▸ **Your task**
Only the pictures are to be left out; set down the rest of the records exactly.

<<<<

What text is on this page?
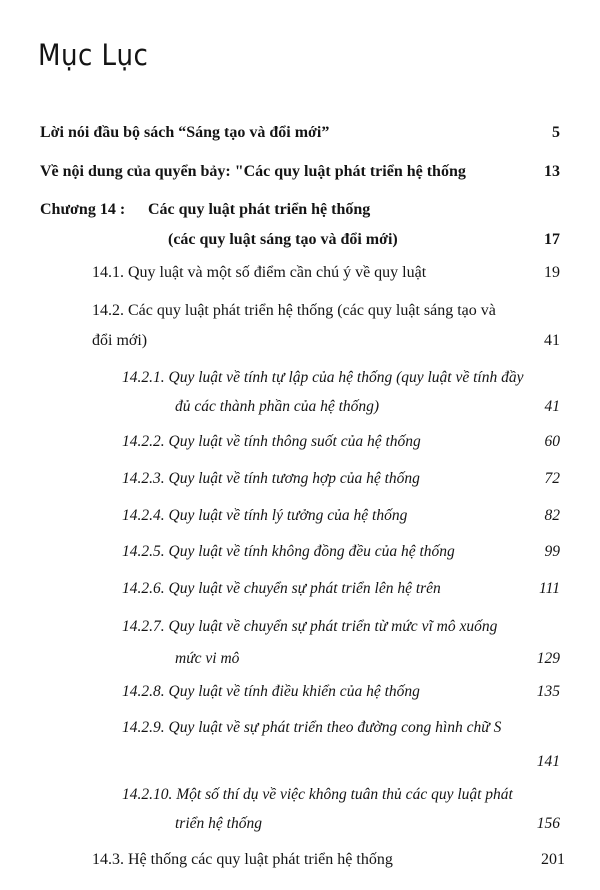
Mục Lục
Lời nói đầu bộ sách “Sáng tạo và đổi mới”	5
Về nội dung của quyển bảy: "Các quy luật phát triển hệ thống	13
Chương 14 : Các quy luật phát triển hệ thống
(các quy luật sáng tạo và đổi mới)	17
14.1. Quy luật và một số điểm cần chú ý về quy luật	19
14.2. Các quy luật phát triển hệ thống (các quy luật sáng tạo và
đổi mới)	41
14.2.1. Quy luật về tính tự lập của hệ thống (quy luật về tính đầy
đủ các thành phần của hệ thống)	41
14.2.2. Quy luật về tính thông suốt của hệ thống	60
14.2.3. Quy luật về tính tương hợp của hệ thống	72
14.2.4. Quy luật về tính lý tưởng của hệ thống	82
14.2.5. Quy luật về tính không đồng đều của hệ thống	99
14.2.6. Quy luật về chuyển sự phát triển lên hệ trên	111
14.2.7. Quy luật về chuyển sự phát triển từ mức vĩ mô xuống
mức vi mô	129
14.2.8. Quy luật về tính điều khiển của hệ thống	135
14.2.9. Quy luật về sự phát triển theo đường cong hình chữ S
141
14.2.10. Một số thí dụ về việc không tuân thủ các quy luật phát
triển hệ thống	156
14.3. Hệ thống các quy luật phát triển hệ thống	201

>>>>

▸ **Written solution**
What text is on this page?
Mục Lục
Lời nói đầu bộ sách “Sáng tạo và đổi mới”	5
Về nội dung của quyển bảy: "Các quy luật phát triển hệ thống	13
Chương 14 : Các quy luật phát triển hệ thống
(các quy luật sáng tạo và đổi mới)	17
14.1. Quy luật và một số điểm cần chú ý về quy luật	19
14.2. Các quy luật phát triển hệ thống (các quy luật sáng tạo và
đổi mới)	41
14.2.1. Quy luật về tính tự lập của hệ thống (quy luật về tính đầy
đủ các thành phần của hệ thống)	41
14.2.2. Quy luật về tính thông suốt của hệ thống	60
14.2.3. Quy luật về tính tương hợp của hệ thống	72
14.2.4. Quy luật về tính lý tưởng của hệ thống	82
14.2.5. Quy luật về tính không đồng đều của hệ thống	99
14.2.6. Quy luật về chuyển sự phát triển lên hệ trên	111
14.2.7. Quy luật về chuyển sự phát triển từ mức vĩ mô xuống
mức vi mô	129
14.2.8. Quy luật về tính điều khiển của hệ thống	135
14.2.9. Quy luật về sự phát triển theo đường cong hình chữ S
141
14.2.10. Một số thí dụ về việc không tuân thủ các quy luật phát
triển hệ thống	156
14.3. Hệ thống các quy luật phát triển hệ thống	201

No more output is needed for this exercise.